== Sus tareas ==
1. Según el relato sobre el norte de Perú, ¿cuánto se pagó finalmente por el pasaje de Cuzco a Lima?
2. Traduzca al inglés la siguiente oración del relato sobre el norte de Perú: «Las carreteras aquí, aunque unan dos grandes ciudades, se reducen a caminos de tierra de apenas 3 metros de ancho que se convierten en barro cuando llueve».

25 marzo 2012

De relax playero en el norte de Perú

Una de las cosas buenas de este viaje (y mira que tiene) es que no me da pereza estar horas y horas en un autobús, ya que todos los trayectos son largos. Cuando vuelva a casa, ir de Barcelona a Ponferrada me parecerá un suspiro. Pues bien, estando en Cuzco y habiendo subido al Machu Picchu decidí ir al norte del Perú (hay que tener que tiene más del doble de superficie que España), donde estaban ya en la playa Joan y Esther. Así que me dirigí a la estación de autobuses de Cuzco y regateé un pasaje para Lima, por donde tenía que pasar por huevos. En la mejor compañía del país, Cruz del Sur, me lo ofrecían por unos 150 soles (unos 42 euros), pero acabé pagando 75 para viajar en Flores (que no entre flores, precisamente). El viaje fue un pelín tortuoso, ya que las lluvias torrenciales que habían azotado el país dejaron todo el camino lleno de derrumbes. Las carreteras aquí, aunque unan dos grandes ciudades, se reducen a caminos de tierra de apenas 3 metros de ancho que se convierten en barro cuando llueve. Por suerte, el viaje fue de noche, lo que me ahorró algún que otro infarto.

Una vez en la capital me cambié de terminal y compré otro billete para ir al norte, a Máncora, el Lloret del Perú, donde estaban alojados Joan y Esther. Y otra noche más en bus. Llegué para desayunar con ellos y tumbarme en la playa. Evidentemente, Máncora no me gustó un pelo. Ciudad ruidosa, hecha para guiris y donde sólo hay fiesta y maleantes nocturnos. Sólo rescataría una bonita puesta de sol y un pisco sour de la más bueno que tomamos en una terraza. Así que al día siguiente seguimos hacia el norte y paramos en un pueblo más pequeños y feo aún que se llama Zorritos. La decisión vino motivada porque me habían comentado que a un par de kilómetros del pueblo había un bonito camping de cabañas regentado por un catalán estrambótico. Y estaban en lo cierto. El sitio (Casa Grillo), aunque algo descuidado, resultó ser muy bonito y tranquilo, y el personaje en cuestión, de nombre León, era un señor de Sabadell que llevaba más de 30 años viviendo en Perú.

== Datos extraídos ==
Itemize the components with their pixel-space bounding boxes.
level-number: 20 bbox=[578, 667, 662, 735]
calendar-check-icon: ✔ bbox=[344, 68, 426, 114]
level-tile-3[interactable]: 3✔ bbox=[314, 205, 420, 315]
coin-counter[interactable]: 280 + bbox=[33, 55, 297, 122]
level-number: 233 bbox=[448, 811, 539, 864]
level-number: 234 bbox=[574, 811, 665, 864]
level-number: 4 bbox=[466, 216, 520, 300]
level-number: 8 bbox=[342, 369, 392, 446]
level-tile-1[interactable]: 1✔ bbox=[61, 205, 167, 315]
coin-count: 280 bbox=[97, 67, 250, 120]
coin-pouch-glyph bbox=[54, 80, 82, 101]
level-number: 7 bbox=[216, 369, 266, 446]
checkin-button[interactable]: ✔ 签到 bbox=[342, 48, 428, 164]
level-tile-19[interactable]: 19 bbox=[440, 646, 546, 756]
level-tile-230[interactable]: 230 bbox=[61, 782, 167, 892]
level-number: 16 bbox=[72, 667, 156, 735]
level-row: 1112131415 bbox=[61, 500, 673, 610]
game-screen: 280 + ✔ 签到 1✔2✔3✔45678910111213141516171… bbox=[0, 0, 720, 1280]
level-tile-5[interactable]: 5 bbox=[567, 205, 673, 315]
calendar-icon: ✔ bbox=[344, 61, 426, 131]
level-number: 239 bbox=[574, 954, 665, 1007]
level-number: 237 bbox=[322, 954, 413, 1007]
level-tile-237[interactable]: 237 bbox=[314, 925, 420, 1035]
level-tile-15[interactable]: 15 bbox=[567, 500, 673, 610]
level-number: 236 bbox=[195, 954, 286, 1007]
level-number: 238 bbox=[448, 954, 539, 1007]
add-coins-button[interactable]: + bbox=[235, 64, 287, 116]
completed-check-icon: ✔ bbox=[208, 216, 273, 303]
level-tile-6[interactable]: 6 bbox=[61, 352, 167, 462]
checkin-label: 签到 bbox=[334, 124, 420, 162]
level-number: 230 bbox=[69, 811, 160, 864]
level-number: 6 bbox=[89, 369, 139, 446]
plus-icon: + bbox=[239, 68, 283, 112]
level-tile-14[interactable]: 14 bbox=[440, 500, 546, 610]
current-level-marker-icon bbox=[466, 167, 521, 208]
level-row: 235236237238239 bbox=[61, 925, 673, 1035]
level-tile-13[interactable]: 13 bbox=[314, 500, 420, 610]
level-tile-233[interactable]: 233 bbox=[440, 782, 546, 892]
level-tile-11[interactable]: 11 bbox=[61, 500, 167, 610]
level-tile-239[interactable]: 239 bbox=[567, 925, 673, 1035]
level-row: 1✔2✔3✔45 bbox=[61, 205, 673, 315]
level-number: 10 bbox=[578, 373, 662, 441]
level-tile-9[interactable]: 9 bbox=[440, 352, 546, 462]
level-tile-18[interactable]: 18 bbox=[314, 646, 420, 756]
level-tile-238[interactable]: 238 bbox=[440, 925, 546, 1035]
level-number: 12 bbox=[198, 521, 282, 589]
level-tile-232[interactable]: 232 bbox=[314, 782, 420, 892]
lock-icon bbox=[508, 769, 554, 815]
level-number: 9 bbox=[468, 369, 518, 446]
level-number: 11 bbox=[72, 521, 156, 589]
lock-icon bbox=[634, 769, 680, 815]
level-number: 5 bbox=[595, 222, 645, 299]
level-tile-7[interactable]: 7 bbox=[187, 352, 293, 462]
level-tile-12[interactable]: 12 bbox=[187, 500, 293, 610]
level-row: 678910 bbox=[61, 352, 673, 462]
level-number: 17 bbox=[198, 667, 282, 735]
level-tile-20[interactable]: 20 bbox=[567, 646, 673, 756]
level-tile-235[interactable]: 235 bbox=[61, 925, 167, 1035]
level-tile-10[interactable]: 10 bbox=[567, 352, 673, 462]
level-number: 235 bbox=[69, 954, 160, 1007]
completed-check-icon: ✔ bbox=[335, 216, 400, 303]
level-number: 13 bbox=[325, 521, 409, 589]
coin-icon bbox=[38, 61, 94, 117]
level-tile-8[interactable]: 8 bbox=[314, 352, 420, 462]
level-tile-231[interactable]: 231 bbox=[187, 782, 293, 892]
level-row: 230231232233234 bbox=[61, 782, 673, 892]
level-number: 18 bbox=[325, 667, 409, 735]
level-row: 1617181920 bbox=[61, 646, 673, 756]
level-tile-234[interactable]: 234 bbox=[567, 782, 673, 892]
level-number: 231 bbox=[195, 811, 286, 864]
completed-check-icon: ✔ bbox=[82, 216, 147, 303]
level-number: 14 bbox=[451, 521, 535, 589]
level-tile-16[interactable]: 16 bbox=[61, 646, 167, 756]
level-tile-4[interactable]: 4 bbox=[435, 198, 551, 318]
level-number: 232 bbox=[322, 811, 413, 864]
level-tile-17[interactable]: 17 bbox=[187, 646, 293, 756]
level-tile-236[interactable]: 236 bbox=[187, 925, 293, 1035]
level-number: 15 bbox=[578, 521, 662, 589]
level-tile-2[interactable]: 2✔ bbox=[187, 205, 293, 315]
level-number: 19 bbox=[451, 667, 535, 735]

== Tareas resueltas ==
1. 75 soles.

2. The roads here, even when they link two large cities, come down to dirt tracks barely 3 meters wide that turn to mud when it rains.